In the entries below, count every line with the word "Nass". Return only the count.
— begin Given entries —
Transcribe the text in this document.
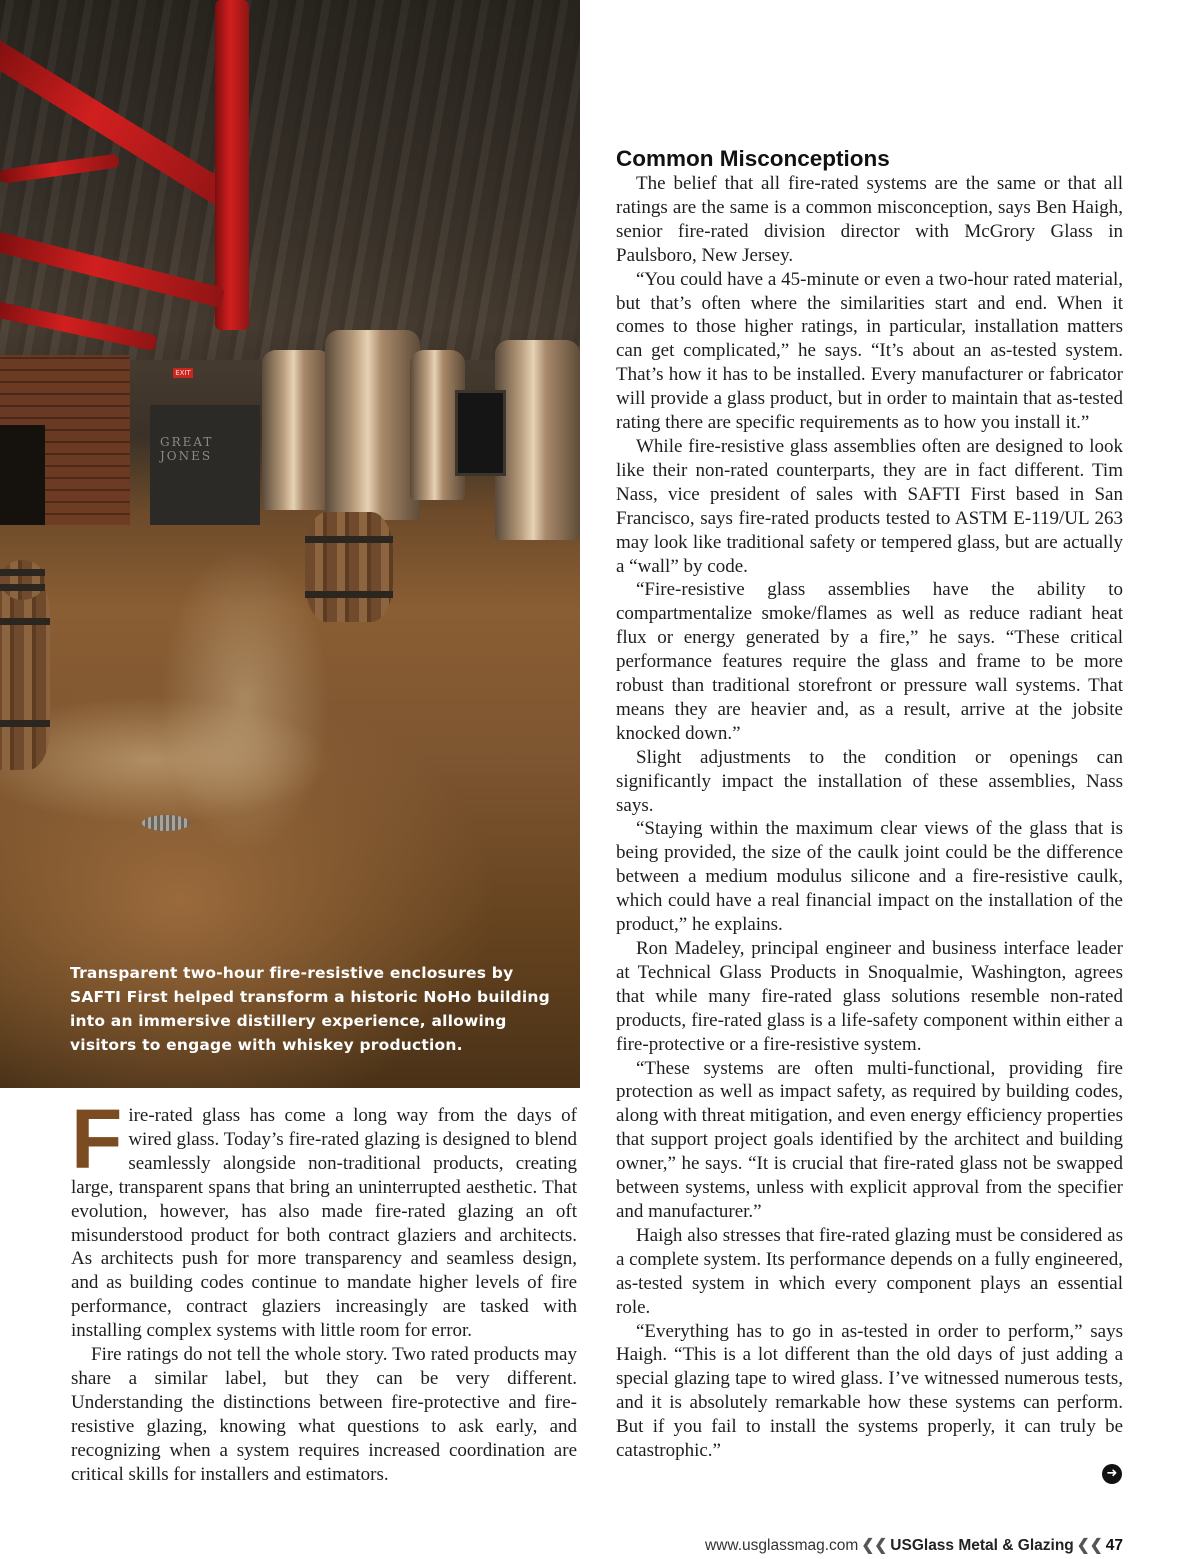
EXIT
GREAT JONES

Transparent two-hour fire-resistive enclosures by SAFTI First helped transform a historic NoHo building into an immersive distillery experience, allowing visitors to engage with whiskey production.

Fire-rated glass has come a long way from the days of wired glass. Today’s fire-rated glazing is designed to blend seamlessly alongside non-traditional products, creating large, transparent spans that bring an uninterrupted aesthetic. That evolution, however, has also made fire-rated glazing an oft misunderstood product for both contract glaziers and architects. As architects push for more transparency and seamless design, and as building codes continue to mandate higher levels of fire performance, contract glaziers increasingly are tasked with installing complex systems with little room for error.

Fire ratings do not tell the whole story. Two rated products may share a similar label, but they can be very different. Understanding the distinctions between fire-protective and fire-resistive glazing, knowing what questions to ask early, and recognizing when a system requires increased coordination are critical skills for installers and estimators.

Common Misconceptions

The belief that all fire-rated systems are the same or that all ratings are the same is a common misconception, says Ben Haigh, senior fire-rated division director with McGrory Glass in Paulsboro, New Jersey.

“You could have a 45-minute or even a two-hour rated material, but that’s often where the similarities start and end. When it comes to those higher ratings, in particular, installation matters can get complicated,” he says. “It’s about an as-tested system. That’s how it has to be installed. Every manufacturer or fabricator will provide a glass product, but in order to maintain that as-tested rating there are specific requirements as to how you install it.”

While fire-resistive glass assemblies often are designed to look like their non-rated counterparts, they are in fact different. Tim Nass, vice president of sales with SAFTI First based in San Francisco, says fire-rated products tested to ASTM E-119/UL 263 may look like traditional safety or tempered glass, but are actually a “wall” by code.

“Fire-resistive glass assemblies have the ability to compartmentalize smoke/flames as well as reduce radiant heat flux or energy generated by a fire,” he says. “These critical performance features require the glass and frame to be more robust than traditional storefront or pressure wall systems. That means they are heavier and, as a result, arrive at the jobsite knocked down.”

Slight adjustments to the condition or openings can significantly impact the installation of these assemblies, Nass says.

“Staying within the maximum clear views of the glass that is being provided, the size of the caulk joint could be the difference between a medium modulus silicone and a fire-resistive caulk, which could have a real financial impact on the installation of the product,” he explains.

Ron Madeley, principal engineer and business interface leader at Technical Glass Products in Snoqualmie, Washington, agrees that while many fire-rated glass solutions resemble non-rated products, fire-rated glass is a life-safety component within either a fire-protective or a fire-resistive system.

“These systems are often multi-functional, providing fire protection as well as impact safety, as required by building codes, along with threat mitigation, and even energy efficiency properties that support project goals identified by the architect and building owner,” he says. “It is crucial that fire-rated glass not be swapped between systems, unless with explicit approval from the specifier and manufacturer.”

Haigh also stresses that fire-rated glazing must be considered as a complete system. Its performance depends on a fully engineered, as-tested system in which every component plays an essential role.

“Everything has to go in as-tested in order to perform,” says Haigh. “This is a lot different than the old days of just adding a special glazing tape to wired glass. I’ve witnessed numerous tests, and it is absolutely remarkable how these systems can perform. But if you fail to install the systems properly, it can truly be catastrophic.”

➜
www.usglassmag.com ❮❮ USGlass Metal & Glazing ❮❮ 47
— end Given entries —
Written response
2